• GIVEN INSTRUCTION: Retype the listing that follows, exactly as written.

___ GIVEN INFORMATION ___

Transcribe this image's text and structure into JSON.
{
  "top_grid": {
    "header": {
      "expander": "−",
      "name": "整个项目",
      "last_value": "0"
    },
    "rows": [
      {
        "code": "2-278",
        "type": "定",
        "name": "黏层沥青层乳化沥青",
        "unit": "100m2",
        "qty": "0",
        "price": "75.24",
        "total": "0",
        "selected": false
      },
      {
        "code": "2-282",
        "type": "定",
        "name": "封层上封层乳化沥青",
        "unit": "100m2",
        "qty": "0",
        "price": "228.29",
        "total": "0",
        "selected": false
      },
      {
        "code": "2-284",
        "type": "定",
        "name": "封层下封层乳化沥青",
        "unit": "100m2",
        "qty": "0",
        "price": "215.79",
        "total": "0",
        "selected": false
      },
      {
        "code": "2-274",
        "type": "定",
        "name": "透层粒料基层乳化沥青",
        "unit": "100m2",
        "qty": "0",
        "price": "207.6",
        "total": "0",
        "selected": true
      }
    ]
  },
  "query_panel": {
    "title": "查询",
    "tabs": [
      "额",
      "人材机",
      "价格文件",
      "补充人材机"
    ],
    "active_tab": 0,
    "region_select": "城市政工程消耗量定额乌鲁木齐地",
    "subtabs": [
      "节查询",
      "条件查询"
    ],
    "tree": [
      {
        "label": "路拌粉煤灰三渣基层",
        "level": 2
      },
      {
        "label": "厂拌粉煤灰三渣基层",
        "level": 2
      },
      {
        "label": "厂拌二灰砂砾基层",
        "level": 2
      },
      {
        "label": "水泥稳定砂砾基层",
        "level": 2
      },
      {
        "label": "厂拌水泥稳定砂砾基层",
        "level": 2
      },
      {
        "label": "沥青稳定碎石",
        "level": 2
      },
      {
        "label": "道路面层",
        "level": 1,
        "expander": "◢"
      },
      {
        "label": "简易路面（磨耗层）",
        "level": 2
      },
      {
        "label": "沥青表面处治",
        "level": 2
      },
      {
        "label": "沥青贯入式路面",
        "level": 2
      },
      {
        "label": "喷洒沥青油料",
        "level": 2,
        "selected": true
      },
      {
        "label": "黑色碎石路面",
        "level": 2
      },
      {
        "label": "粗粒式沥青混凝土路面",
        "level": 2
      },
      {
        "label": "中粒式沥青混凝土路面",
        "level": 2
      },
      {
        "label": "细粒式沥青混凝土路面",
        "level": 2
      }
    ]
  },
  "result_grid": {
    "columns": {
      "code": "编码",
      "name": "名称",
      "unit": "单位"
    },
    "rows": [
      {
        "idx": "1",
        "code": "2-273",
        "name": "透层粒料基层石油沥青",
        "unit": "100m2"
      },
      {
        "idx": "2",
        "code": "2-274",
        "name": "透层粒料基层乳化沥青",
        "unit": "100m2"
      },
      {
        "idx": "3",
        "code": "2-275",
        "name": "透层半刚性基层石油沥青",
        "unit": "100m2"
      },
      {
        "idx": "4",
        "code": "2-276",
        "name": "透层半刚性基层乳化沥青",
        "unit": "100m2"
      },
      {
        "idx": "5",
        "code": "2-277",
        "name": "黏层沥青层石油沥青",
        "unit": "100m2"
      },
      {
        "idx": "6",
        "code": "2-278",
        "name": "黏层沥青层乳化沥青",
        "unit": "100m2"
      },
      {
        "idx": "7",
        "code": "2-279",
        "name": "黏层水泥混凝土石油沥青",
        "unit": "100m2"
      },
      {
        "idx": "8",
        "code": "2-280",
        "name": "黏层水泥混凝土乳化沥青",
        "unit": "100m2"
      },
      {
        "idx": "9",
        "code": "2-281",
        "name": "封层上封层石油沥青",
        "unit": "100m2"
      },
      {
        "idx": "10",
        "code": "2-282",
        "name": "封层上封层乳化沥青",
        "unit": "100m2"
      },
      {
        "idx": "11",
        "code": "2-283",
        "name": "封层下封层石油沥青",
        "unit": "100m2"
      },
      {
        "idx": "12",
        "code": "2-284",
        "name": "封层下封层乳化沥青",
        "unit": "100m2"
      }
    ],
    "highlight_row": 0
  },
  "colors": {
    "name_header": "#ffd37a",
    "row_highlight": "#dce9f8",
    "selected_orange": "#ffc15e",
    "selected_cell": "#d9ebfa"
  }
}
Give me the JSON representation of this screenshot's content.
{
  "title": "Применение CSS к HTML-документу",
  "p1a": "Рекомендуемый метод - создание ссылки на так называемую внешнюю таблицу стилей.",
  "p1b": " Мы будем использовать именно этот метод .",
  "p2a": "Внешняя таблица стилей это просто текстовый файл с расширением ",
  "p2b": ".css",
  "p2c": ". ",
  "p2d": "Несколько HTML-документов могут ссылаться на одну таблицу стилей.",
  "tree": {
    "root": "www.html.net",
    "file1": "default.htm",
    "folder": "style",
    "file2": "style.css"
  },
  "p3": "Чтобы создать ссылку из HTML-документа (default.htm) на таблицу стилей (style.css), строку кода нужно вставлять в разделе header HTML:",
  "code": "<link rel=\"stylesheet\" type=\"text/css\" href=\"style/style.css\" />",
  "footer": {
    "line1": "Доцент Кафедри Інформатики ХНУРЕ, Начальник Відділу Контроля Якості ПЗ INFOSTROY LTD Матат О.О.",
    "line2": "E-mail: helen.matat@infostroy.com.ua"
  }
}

___

• SOLUTION TO THIS TASK:
Transcribe this image's text and structure into JSON.
{
  "top_grid": {
    "header": {
      "expander": "−",
      "name": "整个项目",
      "last_value": "0"
    },
    "rows": [
      {
        "code": "2-278",
        "type": "定",
        "name": "黏层沥青层乳化沥青",
        "unit": "100m2",
        "qty": "0",
        "price": "75.24",
        "total": "0",
        "selected": false
      },
      {
        "code": "2-282",
        "type": "定",
        "name": "封层上封层乳化沥青",
        "unit": "100m2",
        "qty": "0",
        "price": "228.29",
        "total": "0",
        "selected": false
      },
      {
        "code": "2-284",
        "type": "定",
        "name": "封层下封层乳化沥青",
        "unit": "100m2",
        "qty": "0",
        "price": "215.79",
        "total": "0",
        "selected": false
      },
      {
        "code": "2-274",
        "type": "定",
        "name": "透层粒料基层乳化沥青",
        "unit": "100m2",
        "qty": "0",
        "price": "207.6",
        "total": "0",
        "selected": true
      }
    ]
  },
  "query_panel": {
    "title": "查询",
    "tabs": [
      "额",
      "人材机",
      "价格文件",
      "补充人材机"
    ],
    "active_tab": 0,
    "region_select": "城市政工程消耗量定额乌鲁木齐地",
    "subtabs": [
      "节查询",
      "条件查询"
    ],
    "tree": [
      {
        "label": "路拌粉煤灰三渣基层",
        "level": 2
      },
      {
        "label": "厂拌粉煤灰三渣基层",
        "level": 2
      },
      {
        "label": "厂拌二灰砂砾基层",
        "level": 2
      },
      {
        "label": "水泥稳定砂砾基层",
        "level": 2
      },
      {
        "label": "厂拌水泥稳定砂砾基层",
        "level": 2
      },
      {
        "label": "沥青稳定碎石",
        "level": 2
      },
      {
        "label": "道路面层",
        "level": 1,
        "expander": "◢"
      },
      {
        "label": "简易路面（磨耗层）",
        "level": 2
      },
      {
        "label": "沥青表面处治",
        "level": 2
      },
      {
        "label": "沥青贯入式路面",
        "level": 2
      },
      {
        "label": "喷洒沥青油料",
        "level": 2,
        "selected": true
      },
      {
        "label": "黑色碎石路面",
        "level": 2
      },
      {
        "label": "粗粒式沥青混凝土路面",
        "level": 2
      },
      {
        "label": "中粒式沥青混凝土路面",
        "level": 2
      },
      {
        "label": "细粒式沥青混凝土路面",
        "level": 2
      }
    ]
  },
  "result_grid": {
    "columns": {
      "code": "编码",
      "name": "名称",
      "unit": "单位"
    },
    "rows": [
      {
        "idx": "1",
        "code": "2-273",
        "name": "透层粒料基层石油沥青",
        "unit": "100m2"
      },
      {
        "idx": "2",
        "code": "2-274",
        "name": "透层粒料基层乳化沥青",
        "unit": "100m2"
      },
      {
        "idx": "3",
        "code": "2-275",
        "name": "透层半刚性基层石油沥青",
        "unit": "100m2"
      },
      {
        "idx": "4",
        "code": "2-276",
        "name": "透层半刚性基层乳化沥青",
        "unit": "100m2"
      },
      {
        "idx": "5",
        "code": "2-277",
        "name": "黏层沥青层石油沥青",
        "unit": "100m2"
      },
      {
        "idx": "6",
        "code": "2-278",
        "name": "黏层沥青层乳化沥青",
        "unit": "100m2"
      },
      {
        "idx": "7",
        "code": "2-279",
        "name": "黏层水泥混凝土石油沥青",
        "unit": "100m2"
      },
      {
        "idx": "8",
        "code": "2-280",
        "name": "黏层水泥混凝土乳化沥青",
        "unit": "100m2"
      },
      {
        "idx": "9",
        "code": "2-281",
        "name": "封层上封层石油沥青",
        "unit": "100m2"
      },
      {
        "idx": "10",
        "code": "2-282",
        "name": "封层上封层乳化沥青",
        "unit": "100m2"
      },
      {
        "idx": "11",
        "code": "2-283",
        "name": "封层下封层石油沥青",
        "unit": "100m2"
      },
      {
        "idx": "12",
        "code": "2-284",
        "name": "封层下封层乳化沥青",
        "unit": "100m2"
      }
    ],
    "highlight_row": 0
  },
  "colors": {
    "name_header": "#ffd37a",
    "row_highlight": "#dce9f8",
    "selected_orange": "#ffc15e",
    "selected_cell": "#d9ebfa"
  }
}
Give me the JSON representation of this screenshot's content.
{
  "title": "Применение CSS к HTML-документу",
  "p1a": "Рекомендуемый метод - создание ссылки на так называемую внешнюю таблицу стилей.",
  "p1b": " Мы будем использовать именно этот метод .",
  "p2a": "Внешняя таблица стилей это просто текстовый файл с расширением ",
  "p2b": ".css",
  "p2c": ". ",
  "p2d": "Несколько HTML-документов могут ссылаться на одну таблицу стилей.",
  "tree": {
    "root": "www.html.net",
    "file1": "default.htm",
    "folder": "style",
    "file2": "style.css"
  },
  "p3": "Чтобы создать ссылку из HTML-документа (default.htm) на таблицу стилей (style.css), строку кода нужно вставлять в разделе header HTML:",
  "code": "<link rel=\"stylesheet\" type=\"text/css\" href=\"style/style.css\" />",
  "footer": {
    "line1": "Доцент Кафедри Інформатики ХНУРЕ, Начальник Відділу Контроля Якості ПЗ INFOSTROY LTD Матат О.О.",
    "line2": "E-mail: helen.matat@infostroy.com.ua"
  }
}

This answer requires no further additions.